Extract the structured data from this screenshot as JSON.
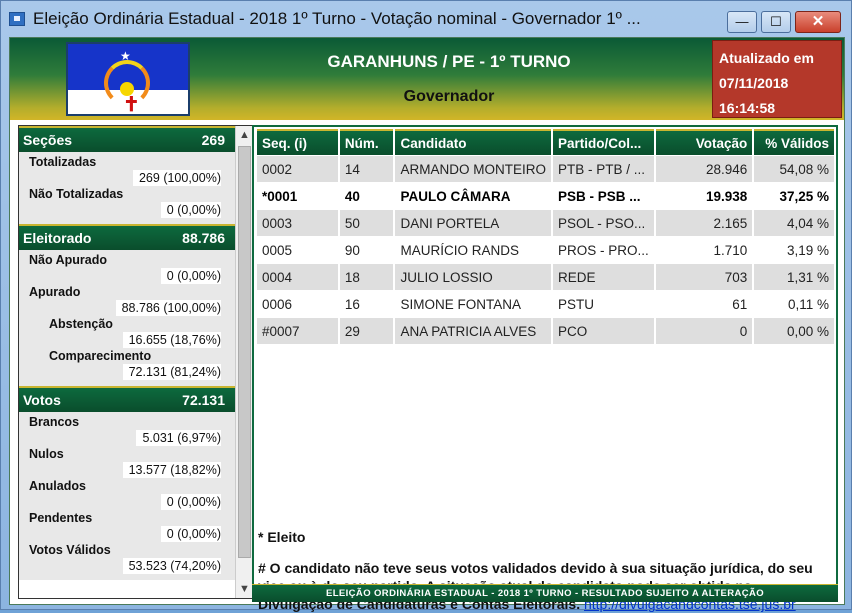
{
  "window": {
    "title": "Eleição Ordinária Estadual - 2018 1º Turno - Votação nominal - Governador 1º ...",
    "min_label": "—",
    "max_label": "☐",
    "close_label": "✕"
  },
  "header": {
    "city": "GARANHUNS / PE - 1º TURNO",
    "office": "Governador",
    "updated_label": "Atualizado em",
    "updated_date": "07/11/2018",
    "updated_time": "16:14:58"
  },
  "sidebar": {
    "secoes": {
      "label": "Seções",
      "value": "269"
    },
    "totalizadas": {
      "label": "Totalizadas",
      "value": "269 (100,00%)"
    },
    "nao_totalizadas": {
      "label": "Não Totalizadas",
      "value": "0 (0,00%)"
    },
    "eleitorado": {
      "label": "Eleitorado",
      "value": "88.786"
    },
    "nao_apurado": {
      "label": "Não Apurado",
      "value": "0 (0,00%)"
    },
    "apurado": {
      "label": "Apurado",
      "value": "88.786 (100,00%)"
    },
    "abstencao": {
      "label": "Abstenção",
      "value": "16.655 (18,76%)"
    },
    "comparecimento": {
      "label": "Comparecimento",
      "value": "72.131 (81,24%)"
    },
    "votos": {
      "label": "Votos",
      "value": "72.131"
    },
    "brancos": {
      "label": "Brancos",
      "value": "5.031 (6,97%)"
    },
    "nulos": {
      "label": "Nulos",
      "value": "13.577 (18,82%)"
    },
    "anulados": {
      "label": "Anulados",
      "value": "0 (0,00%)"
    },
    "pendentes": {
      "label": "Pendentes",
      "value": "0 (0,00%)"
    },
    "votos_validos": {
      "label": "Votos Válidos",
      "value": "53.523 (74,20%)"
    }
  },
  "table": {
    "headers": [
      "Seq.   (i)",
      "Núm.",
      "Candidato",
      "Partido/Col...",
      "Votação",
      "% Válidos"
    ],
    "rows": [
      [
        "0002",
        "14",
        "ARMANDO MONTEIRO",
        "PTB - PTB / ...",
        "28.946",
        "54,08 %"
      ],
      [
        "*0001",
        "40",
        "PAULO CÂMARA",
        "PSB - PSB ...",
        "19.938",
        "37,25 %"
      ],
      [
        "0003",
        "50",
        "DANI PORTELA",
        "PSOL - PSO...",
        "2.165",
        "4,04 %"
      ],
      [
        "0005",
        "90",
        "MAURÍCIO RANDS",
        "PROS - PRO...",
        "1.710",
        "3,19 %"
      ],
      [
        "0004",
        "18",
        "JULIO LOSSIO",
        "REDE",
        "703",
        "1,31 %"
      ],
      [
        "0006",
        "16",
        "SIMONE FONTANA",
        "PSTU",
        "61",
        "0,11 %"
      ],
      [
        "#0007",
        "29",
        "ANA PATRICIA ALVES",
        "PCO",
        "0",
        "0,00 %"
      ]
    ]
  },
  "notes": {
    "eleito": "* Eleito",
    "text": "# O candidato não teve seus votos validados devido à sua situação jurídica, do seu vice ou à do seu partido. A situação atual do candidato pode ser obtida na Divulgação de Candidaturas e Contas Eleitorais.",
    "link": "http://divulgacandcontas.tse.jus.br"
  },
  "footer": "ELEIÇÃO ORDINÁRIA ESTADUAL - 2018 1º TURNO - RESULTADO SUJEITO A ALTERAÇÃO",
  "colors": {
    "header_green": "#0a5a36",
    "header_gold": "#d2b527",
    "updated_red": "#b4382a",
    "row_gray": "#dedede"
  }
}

EXERCISE GOAL:
Write out the material above again, word for word, minus its pictures.

COMPLETE ANSWER:
Extract the structured data from this screenshot as JSON.
{
  "window": {
    "title": "Eleição Ordinária Estadual - 2018 1º Turno - Votação nominal - Governador 1º ...",
    "min_label": "—",
    "max_label": "☐",
    "close_label": "✕"
  },
  "header": {
    "city": "GARANHUNS / PE - 1º TURNO",
    "office": "Governador",
    "updated_label": "Atualizado em",
    "updated_date": "07/11/2018",
    "updated_time": "16:14:58"
  },
  "sidebar": {
    "secoes": {
      "label": "Seções",
      "value": "269"
    },
    "totalizadas": {
      "label": "Totalizadas",
      "value": "269 (100,00%)"
    },
    "nao_totalizadas": {
      "label": "Não Totalizadas",
      "value": "0 (0,00%)"
    },
    "eleitorado": {
      "label": "Eleitorado",
      "value": "88.786"
    },
    "nao_apurado": {
      "label": "Não Apurado",
      "value": "0 (0,00%)"
    },
    "apurado": {
      "label": "Apurado",
      "value": "88.786 (100,00%)"
    },
    "abstencao": {
      "label": "Abstenção",
      "value": "16.655 (18,76%)"
    },
    "comparecimento": {
      "label": "Comparecimento",
      "value": "72.131 (81,24%)"
    },
    "votos": {
      "label": "Votos",
      "value": "72.131"
    },
    "brancos": {
      "label": "Brancos",
      "value": "5.031 (6,97%)"
    },
    "nulos": {
      "label": "Nulos",
      "value": "13.577 (18,82%)"
    },
    "anulados": {
      "label": "Anulados",
      "value": "0 (0,00%)"
    },
    "pendentes": {
      "label": "Pendentes",
      "value": "0 (0,00%)"
    },
    "votos_validos": {
      "label": "Votos Válidos",
      "value": "53.523 (74,20%)"
    }
  },
  "table": {
    "headers": [
      "Seq.   (i)",
      "Núm.",
      "Candidato",
      "Partido/Col...",
      "Votação",
      "% Válidos"
    ],
    "rows": [
      [
        "0002",
        "14",
        "ARMANDO MONTEIRO",
        "PTB - PTB / ...",
        "28.946",
        "54,08 %"
      ],
      [
        "*0001",
        "40",
        "PAULO CÂMARA",
        "PSB - PSB ...",
        "19.938",
        "37,25 %"
      ],
      [
        "0003",
        "50",
        "DANI PORTELA",
        "PSOL - PSO...",
        "2.165",
        "4,04 %"
      ],
      [
        "0005",
        "90",
        "MAURÍCIO RANDS",
        "PROS - PRO...",
        "1.710",
        "3,19 %"
      ],
      [
        "0004",
        "18",
        "JULIO LOSSIO",
        "REDE",
        "703",
        "1,31 %"
      ],
      [
        "0006",
        "16",
        "SIMONE FONTANA",
        "PSTU",
        "61",
        "0,11 %"
      ],
      [
        "#0007",
        "29",
        "ANA PATRICIA ALVES",
        "PCO",
        "0",
        "0,00 %"
      ]
    ]
  },
  "notes": {
    "eleito": "* Eleito",
    "text": "# O candidato não teve seus votos validados devido à sua situação jurídica, do seu vice ou à do seu partido. A situação atual do candidato pode ser obtida na Divulgação de Candidaturas e Contas Eleitorais.",
    "link": "http://divulgacandcontas.tse.jus.br"
  },
  "footer": "ELEIÇÃO ORDINÁRIA ESTADUAL - 2018 1º TURNO - RESULTADO SUJEITO A ALTERAÇÃO",
  "colors": {
    "header_green": "#0a5a36",
    "header_gold": "#d2b527",
    "updated_red": "#b4382a",
    "row_gray": "#dedede"
  }
}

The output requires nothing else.